[WRITTEN PROBLEM]: Quote the records that follow in full and exactly; leave out the pictures.

======== EXERCISE INPUTS

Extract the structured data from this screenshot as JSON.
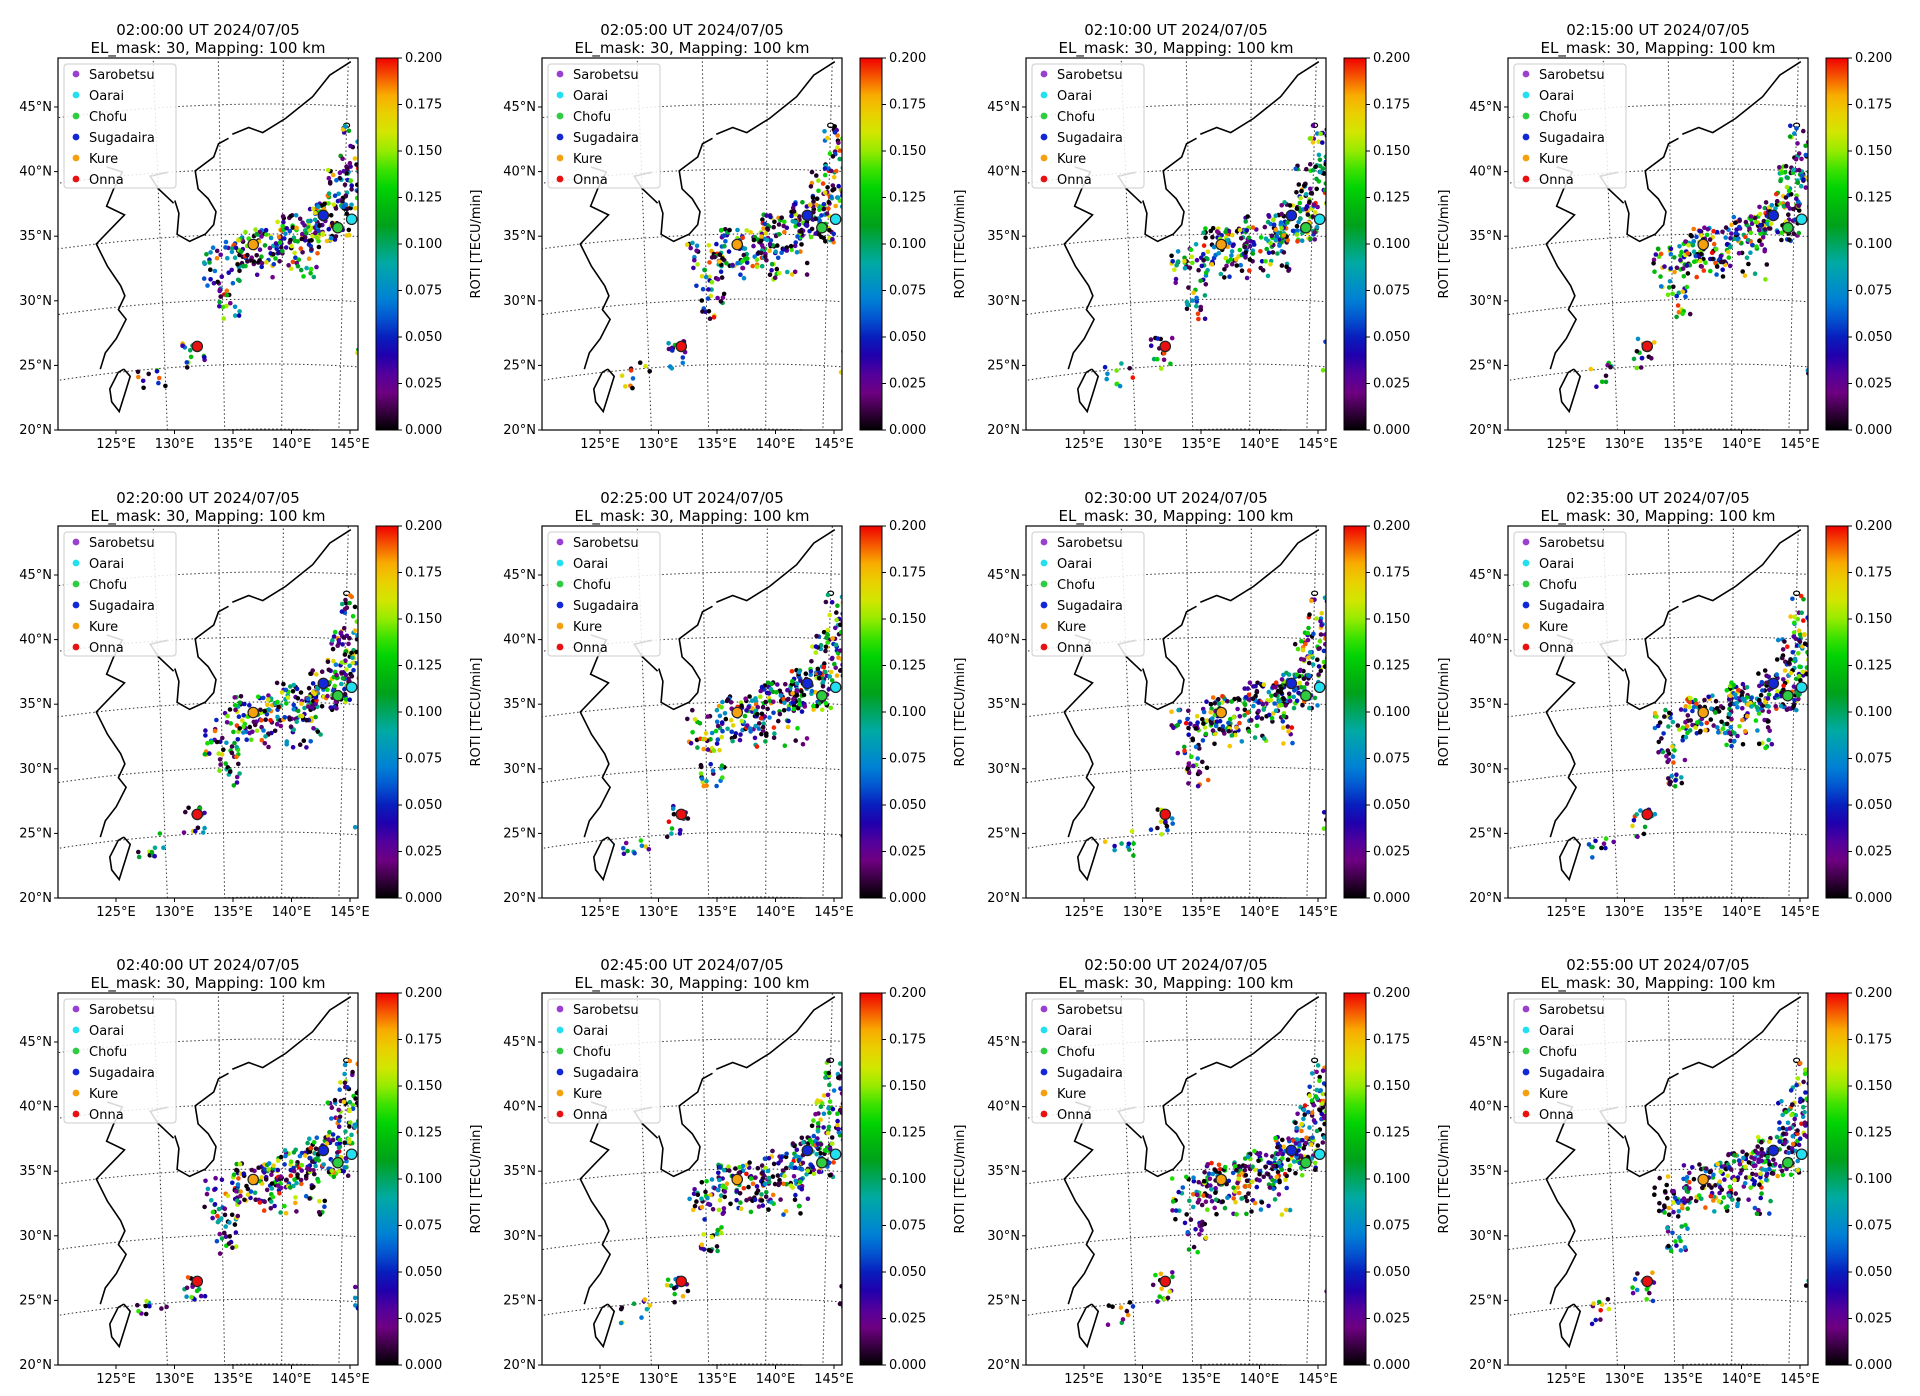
{
  "figure": {
    "title_line2": "EL_mask: 30, Mapping: 100 km",
    "colorbar_label": "ROTI [TECU/min]",
    "colorbar_ticks": [
      "0.000",
      "0.025",
      "0.050",
      "0.075",
      "0.100",
      "0.125",
      "0.150",
      "0.175",
      "0.200"
    ],
    "lon_ticks": [
      "125°E",
      "130°E",
      "135°E",
      "140°E",
      "145°E"
    ],
    "lat_ticks": [
      "20°N",
      "25°N",
      "30°N",
      "35°N",
      "40°N",
      "45°N"
    ],
    "legend": [
      {
        "name": "Sarobetsu",
        "color": "#9b3fd1"
      },
      {
        "name": "Oarai",
        "color": "#22e0f0"
      },
      {
        "name": "Chofu",
        "color": "#2ecc40"
      },
      {
        "name": "Sugadaira",
        "color": "#1228d6"
      },
      {
        "name": "Kure",
        "color": "#f5a10f"
      },
      {
        "name": "Onna",
        "color": "#e81010"
      }
    ]
  },
  "chart_data": [
    {
      "type": "scatter",
      "title": "02:00:00 UT 2024/07/05",
      "subtitle": "EL_mask: 30, Mapping: 100 km",
      "xlabel": "",
      "ylabel": "",
      "colorbar": {
        "label": "ROTI [TECU/min]",
        "range": [
          0.0,
          0.2
        ],
        "colormap": "nipy_spectral"
      },
      "xlim": [
        120,
        145
      ],
      "ylim": [
        20,
        48
      ]
    },
    {
      "type": "scatter",
      "title": "02:05:00 UT 2024/07/05",
      "subtitle": "EL_mask: 30, Mapping: 100 km",
      "xlabel": "",
      "ylabel": "",
      "colorbar": {
        "label": "ROTI [TECU/min]",
        "range": [
          0.0,
          0.2
        ],
        "colormap": "nipy_spectral"
      },
      "xlim": [
        120,
        145
      ],
      "ylim": [
        20,
        48
      ]
    },
    {
      "type": "scatter",
      "title": "02:10:00 UT 2024/07/05",
      "subtitle": "EL_mask: 30, Mapping: 100 km",
      "xlabel": "",
      "ylabel": "",
      "colorbar": {
        "label": "ROTI [TECU/min]",
        "range": [
          0.0,
          0.2
        ],
        "colormap": "nipy_spectral"
      },
      "xlim": [
        120,
        145
      ],
      "ylim": [
        20,
        48
      ]
    },
    {
      "type": "scatter",
      "title": "02:15:00 UT 2024/07/05",
      "subtitle": "EL_mask: 30, Mapping: 100 km",
      "xlabel": "",
      "ylabel": "",
      "colorbar": {
        "label": "ROTI [TECU/min]",
        "range": [
          0.0,
          0.2
        ],
        "colormap": "nipy_spectral"
      },
      "xlim": [
        120,
        145
      ],
      "ylim": [
        20,
        48
      ]
    },
    {
      "type": "scatter",
      "title": "02:20:00 UT 2024/07/05",
      "subtitle": "EL_mask: 30, Mapping: 100 km",
      "xlabel": "",
      "ylabel": "",
      "colorbar": {
        "label": "ROTI [TECU/min]",
        "range": [
          0.0,
          0.2
        ],
        "colormap": "nipy_spectral"
      },
      "xlim": [
        120,
        145
      ],
      "ylim": [
        20,
        48
      ]
    },
    {
      "type": "scatter",
      "title": "02:25:00 UT 2024/07/05",
      "subtitle": "EL_mask: 30, Mapping: 100 km",
      "xlabel": "",
      "ylabel": "",
      "colorbar": {
        "label": "ROTI [TECU/min]",
        "range": [
          0.0,
          0.2
        ],
        "colormap": "nipy_spectral"
      },
      "xlim": [
        120,
        145
      ],
      "ylim": [
        20,
        48
      ]
    },
    {
      "type": "scatter",
      "title": "02:30:00 UT 2024/07/05",
      "subtitle": "EL_mask: 30, Mapping: 100 km",
      "xlabel": "",
      "ylabel": "",
      "colorbar": {
        "label": "ROTI [TECU/min]",
        "range": [
          0.0,
          0.2
        ],
        "colormap": "nipy_spectral"
      },
      "xlim": [
        120,
        145
      ],
      "ylim": [
        20,
        48
      ]
    },
    {
      "type": "scatter",
      "title": "02:35:00 UT 2024/07/05",
      "subtitle": "EL_mask: 30, Mapping: 100 km",
      "xlabel": "",
      "ylabel": "",
      "colorbar": {
        "label": "ROTI [TECU/min]",
        "range": [
          0.0,
          0.2
        ],
        "colormap": "nipy_spectral"
      },
      "xlim": [
        120,
        145
      ],
      "ylim": [
        20,
        48
      ]
    },
    {
      "type": "scatter",
      "title": "02:40:00 UT 2024/07/05",
      "subtitle": "EL_mask: 30, Mapping: 100 km",
      "xlabel": "",
      "ylabel": "",
      "colorbar": {
        "label": "ROTI [TECU/min]",
        "range": [
          0.0,
          0.2
        ],
        "colormap": "nipy_spectral"
      },
      "xlim": [
        120,
        145
      ],
      "ylim": [
        20,
        48
      ]
    },
    {
      "type": "scatter",
      "title": "02:45:00 UT 2024/07/05",
      "subtitle": "EL_mask: 30, Mapping: 100 km",
      "xlabel": "",
      "ylabel": "",
      "colorbar": {
        "label": "ROTI [TECU/min]",
        "range": [
          0.0,
          0.2
        ],
        "colormap": "nipy_spectral"
      },
      "xlim": [
        120,
        145
      ],
      "ylim": [
        20,
        48
      ]
    },
    {
      "type": "scatter",
      "title": "02:50:00 UT 2024/07/05",
      "subtitle": "EL_mask: 30, Mapping: 100 km",
      "xlabel": "",
      "ylabel": "",
      "colorbar": {
        "label": "ROTI [TECU/min]",
        "range": [
          0.0,
          0.2
        ],
        "colormap": "nipy_spectral"
      },
      "xlim": [
        120,
        145
      ],
      "ylim": [
        20,
        48
      ]
    },
    {
      "type": "scatter",
      "title": "02:55:00 UT 2024/07/05",
      "subtitle": "EL_mask: 30, Mapping: 100 km",
      "xlabel": "",
      "ylabel": "",
      "colorbar": {
        "label": "ROTI [TECU/min]",
        "range": [
          0.0,
          0.2
        ],
        "colormap": "nipy_spectral"
      },
      "xlim": [
        120,
        145
      ],
      "ylim": [
        20,
        48
      ]
    }
  ]
}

================

[WRITTEN ANSWER]:
Extract the structured data from this screenshot as JSON.
{
  "figure": {
    "title_line2": "EL_mask: 30, Mapping: 100 km",
    "colorbar_label": "ROTI [TECU/min]",
    "colorbar_ticks": [
      "0.000",
      "0.025",
      "0.050",
      "0.075",
      "0.100",
      "0.125",
      "0.150",
      "0.175",
      "0.200"
    ],
    "lon_ticks": [
      "125°E",
      "130°E",
      "135°E",
      "140°E",
      "145°E"
    ],
    "lat_ticks": [
      "20°N",
      "25°N",
      "30°N",
      "35°N",
      "40°N",
      "45°N"
    ],
    "legend": [
      {
        "name": "Sarobetsu",
        "color": "#9b3fd1"
      },
      {
        "name": "Oarai",
        "color": "#22e0f0"
      },
      {
        "name": "Chofu",
        "color": "#2ecc40"
      },
      {
        "name": "Sugadaira",
        "color": "#1228d6"
      },
      {
        "name": "Kure",
        "color": "#f5a10f"
      },
      {
        "name": "Onna",
        "color": "#e81010"
      }
    ]
  },
  "chart_data": [
    {
      "type": "scatter",
      "title": "02:00:00 UT 2024/07/05",
      "subtitle": "EL_mask: 30, Mapping: 100 km",
      "xlabel": "",
      "ylabel": "",
      "colorbar": {
        "label": "ROTI [TECU/min]",
        "range": [
          0.0,
          0.2
        ],
        "colormap": "nipy_spectral"
      },
      "xlim": [
        120,
        145
      ],
      "ylim": [
        20,
        48
      ]
    },
    {
      "type": "scatter",
      "title": "02:05:00 UT 2024/07/05",
      "subtitle": "EL_mask: 30, Mapping: 100 km",
      "xlabel": "",
      "ylabel": "",
      "colorbar": {
        "label": "ROTI [TECU/min]",
        "range": [
          0.0,
          0.2
        ],
        "colormap": "nipy_spectral"
      },
      "xlim": [
        120,
        145
      ],
      "ylim": [
        20,
        48
      ]
    },
    {
      "type": "scatter",
      "title": "02:10:00 UT 2024/07/05",
      "subtitle": "EL_mask: 30, Mapping: 100 km",
      "xlabel": "",
      "ylabel": "",
      "colorbar": {
        "label": "ROTI [TECU/min]",
        "range": [
          0.0,
          0.2
        ],
        "colormap": "nipy_spectral"
      },
      "xlim": [
        120,
        145
      ],
      "ylim": [
        20,
        48
      ]
    },
    {
      "type": "scatter",
      "title": "02:15:00 UT 2024/07/05",
      "subtitle": "EL_mask: 30, Mapping: 100 km",
      "xlabel": "",
      "ylabel": "",
      "colorbar": {
        "label": "ROTI [TECU/min]",
        "range": [
          0.0,
          0.2
        ],
        "colormap": "nipy_spectral"
      },
      "xlim": [
        120,
        145
      ],
      "ylim": [
        20,
        48
      ]
    },
    {
      "type": "scatter",
      "title": "02:20:00 UT 2024/07/05",
      "subtitle": "EL_mask: 30, Mapping: 100 km",
      "xlabel": "",
      "ylabel": "",
      "colorbar": {
        "label": "ROTI [TECU/min]",
        "range": [
          0.0,
          0.2
        ],
        "colormap": "nipy_spectral"
      },
      "xlim": [
        120,
        145
      ],
      "ylim": [
        20,
        48
      ]
    },
    {
      "type": "scatter",
      "title": "02:25:00 UT 2024/07/05",
      "subtitle": "EL_mask: 30, Mapping: 100 km",
      "xlabel": "",
      "ylabel": "",
      "colorbar": {
        "label": "ROTI [TECU/min]",
        "range": [
          0.0,
          0.2
        ],
        "colormap": "nipy_spectral"
      },
      "xlim": [
        120,
        145
      ],
      "ylim": [
        20,
        48
      ]
    },
    {
      "type": "scatter",
      "title": "02:30:00 UT 2024/07/05",
      "subtitle": "EL_mask: 30, Mapping: 100 km",
      "xlabel": "",
      "ylabel": "",
      "colorbar": {
        "label": "ROTI [TECU/min]",
        "range": [
          0.0,
          0.2
        ],
        "colormap": "nipy_spectral"
      },
      "xlim": [
        120,
        145
      ],
      "ylim": [
        20,
        48
      ]
    },
    {
      "type": "scatter",
      "title": "02:35:00 UT 2024/07/05",
      "subtitle": "EL_mask: 30, Mapping: 100 km",
      "xlabel": "",
      "ylabel": "",
      "colorbar": {
        "label": "ROTI [TECU/min]",
        "range": [
          0.0,
          0.2
        ],
        "colormap": "nipy_spectral"
      },
      "xlim": [
        120,
        145
      ],
      "ylim": [
        20,
        48
      ]
    },
    {
      "type": "scatter",
      "title": "02:40:00 UT 2024/07/05",
      "subtitle": "EL_mask: 30, Mapping: 100 km",
      "xlabel": "",
      "ylabel": "",
      "colorbar": {
        "label": "ROTI [TECU/min]",
        "range": [
          0.0,
          0.2
        ],
        "colormap": "nipy_spectral"
      },
      "xlim": [
        120,
        145
      ],
      "ylim": [
        20,
        48
      ]
    },
    {
      "type": "scatter",
      "title": "02:45:00 UT 2024/07/05",
      "subtitle": "EL_mask: 30, Mapping: 100 km",
      "xlabel": "",
      "ylabel": "",
      "colorbar": {
        "label": "ROTI [TECU/min]",
        "range": [
          0.0,
          0.2
        ],
        "colormap": "nipy_spectral"
      },
      "xlim": [
        120,
        145
      ],
      "ylim": [
        20,
        48
      ]
    },
    {
      "type": "scatter",
      "title": "02:50:00 UT 2024/07/05",
      "subtitle": "EL_mask: 30, Mapping: 100 km",
      "xlabel": "",
      "ylabel": "",
      "colorbar": {
        "label": "ROTI [TECU/min]",
        "range": [
          0.0,
          0.2
        ],
        "colormap": "nipy_spectral"
      },
      "xlim": [
        120,
        145
      ],
      "ylim": [
        20,
        48
      ]
    },
    {
      "type": "scatter",
      "title": "02:55:00 UT 2024/07/05",
      "subtitle": "EL_mask: 30, Mapping: 100 km",
      "xlabel": "",
      "ylabel": "",
      "colorbar": {
        "label": "ROTI [TECU/min]",
        "range": [
          0.0,
          0.2
        ],
        "colormap": "nipy_spectral"
      },
      "xlim": [
        120,
        145
      ],
      "ylim": [
        20,
        48
      ]
    }
  ]
}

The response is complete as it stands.